- _What needs to be done_
Reproduce the full listing that appears beneath this instruction exactly.

- _Materials provided_
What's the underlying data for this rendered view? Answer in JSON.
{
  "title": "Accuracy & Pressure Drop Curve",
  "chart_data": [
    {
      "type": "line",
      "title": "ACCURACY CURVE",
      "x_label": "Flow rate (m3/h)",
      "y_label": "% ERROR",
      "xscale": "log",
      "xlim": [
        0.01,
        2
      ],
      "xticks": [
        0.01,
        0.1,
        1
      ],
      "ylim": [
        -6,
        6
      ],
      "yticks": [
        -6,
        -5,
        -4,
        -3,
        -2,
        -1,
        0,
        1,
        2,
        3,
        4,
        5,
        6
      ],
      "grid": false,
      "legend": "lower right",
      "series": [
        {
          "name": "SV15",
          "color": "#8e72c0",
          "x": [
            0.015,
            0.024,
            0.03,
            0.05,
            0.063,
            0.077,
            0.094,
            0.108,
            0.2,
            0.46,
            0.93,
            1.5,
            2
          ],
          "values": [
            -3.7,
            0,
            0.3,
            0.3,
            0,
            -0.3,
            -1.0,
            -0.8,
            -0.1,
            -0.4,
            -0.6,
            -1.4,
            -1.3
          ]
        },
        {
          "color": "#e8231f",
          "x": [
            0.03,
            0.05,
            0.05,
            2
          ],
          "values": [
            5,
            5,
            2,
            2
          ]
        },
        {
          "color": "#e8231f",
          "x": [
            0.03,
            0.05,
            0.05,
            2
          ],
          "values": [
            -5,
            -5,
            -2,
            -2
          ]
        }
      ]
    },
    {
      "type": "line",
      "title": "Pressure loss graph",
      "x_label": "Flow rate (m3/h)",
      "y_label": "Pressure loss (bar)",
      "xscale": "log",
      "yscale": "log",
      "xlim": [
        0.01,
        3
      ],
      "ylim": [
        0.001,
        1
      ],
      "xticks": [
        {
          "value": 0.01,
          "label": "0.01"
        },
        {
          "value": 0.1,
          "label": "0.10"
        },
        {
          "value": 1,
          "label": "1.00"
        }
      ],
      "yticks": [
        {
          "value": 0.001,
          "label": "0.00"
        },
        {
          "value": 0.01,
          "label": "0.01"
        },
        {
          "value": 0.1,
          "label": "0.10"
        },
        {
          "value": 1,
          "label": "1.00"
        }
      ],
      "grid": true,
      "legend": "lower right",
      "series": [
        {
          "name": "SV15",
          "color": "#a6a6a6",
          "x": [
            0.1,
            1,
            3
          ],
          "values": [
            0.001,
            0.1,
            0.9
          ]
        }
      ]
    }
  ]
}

- _Answer below_
What's the underlying data for this rendered view? Answer in JSON.
{
  "title": "Accuracy & Pressure Drop Curve",
  "chart_data": [
    {
      "type": "line",
      "title": "ACCURACY CURVE",
      "x_label": "Flow rate (m3/h)",
      "y_label": "% ERROR",
      "xscale": "log",
      "xlim": [
        0.01,
        2
      ],
      "xticks": [
        0.01,
        0.1,
        1
      ],
      "ylim": [
        -6,
        6
      ],
      "yticks": [
        -6,
        -5,
        -4,
        -3,
        -2,
        -1,
        0,
        1,
        2,
        3,
        4,
        5,
        6
      ],
      "grid": false,
      "legend": "lower right",
      "series": [
        {
          "name": "SV15",
          "color": "#8e72c0",
          "x": [
            0.015,
            0.024,
            0.03,
            0.05,
            0.063,
            0.077,
            0.094,
            0.108,
            0.2,
            0.46,
            0.93,
            1.5,
            2
          ],
          "values": [
            -3.7,
            0,
            0.3,
            0.3,
            0,
            -0.3,
            -1.0,
            -0.8,
            -0.1,
            -0.4,
            -0.6,
            -1.4,
            -1.3
          ]
        },
        {
          "color": "#e8231f",
          "x": [
            0.03,
            0.05,
            0.05,
            2
          ],
          "values": [
            5,
            5,
            2,
            2
          ]
        },
        {
          "color": "#e8231f",
          "x": [
            0.03,
            0.05,
            0.05,
            2
          ],
          "values": [
            -5,
            -5,
            -2,
            -2
          ]
        }
      ]
    },
    {
      "type": "line",
      "title": "Pressure loss graph",
      "x_label": "Flow rate (m3/h)",
      "y_label": "Pressure loss (bar)",
      "xscale": "log",
      "yscale": "log",
      "xlim": [
        0.01,
        3
      ],
      "ylim": [
        0.001,
        1
      ],
      "xticks": [
        {
          "value": 0.01,
          "label": "0.01"
        },
        {
          "value": 0.1,
          "label": "0.10"
        },
        {
          "value": 1,
          "label": "1.00"
        }
      ],
      "yticks": [
        {
          "value": 0.001,
          "label": "0.00"
        },
        {
          "value": 0.01,
          "label": "0.01"
        },
        {
          "value": 0.1,
          "label": "0.10"
        },
        {
          "value": 1,
          "label": "1.00"
        }
      ],
      "grid": true,
      "legend": "lower right",
      "series": [
        {
          "name": "SV15",
          "color": "#a6a6a6",
          "x": [
            0.1,
            1,
            3
          ],
          "values": [
            0.001,
            0.1,
            0.9
          ]
        }
      ]
    }
  ]
}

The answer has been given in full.